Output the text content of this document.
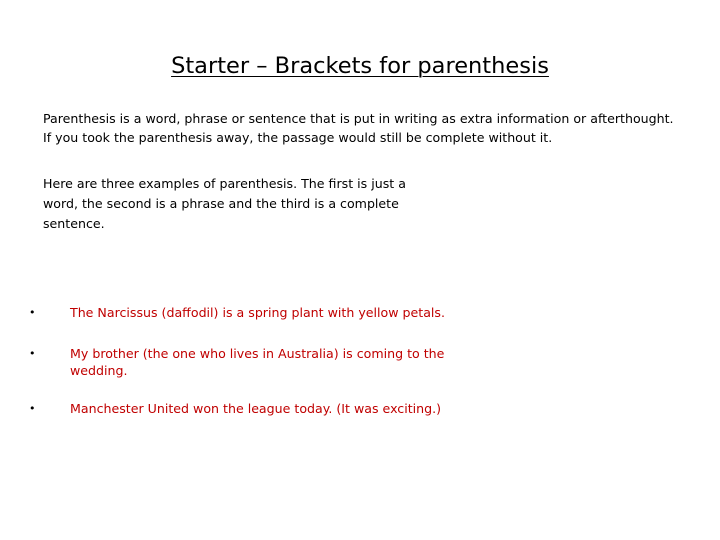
Starter – Brackets for parenthesis

Parenthesis is a word, phrase or sentence that is put in writing as extra information or afterthought.

If you took the parenthesis away, the passage would still be complete without it.

Here are three examples of parenthesis. The first is just a word, the second is a phrase and the third is a complete sentence.

•	The Narcissus (daffodil) is a spring plant with yellow petals.
•	My brother (the one who lives in Australia) is coming to the wedding.
•	Manchester United won the league today. (It was exciting.)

> _Aim of the task_
From the data above, count the lines where "complete" occurs and give that figure and nothing else.

> _Final result_
2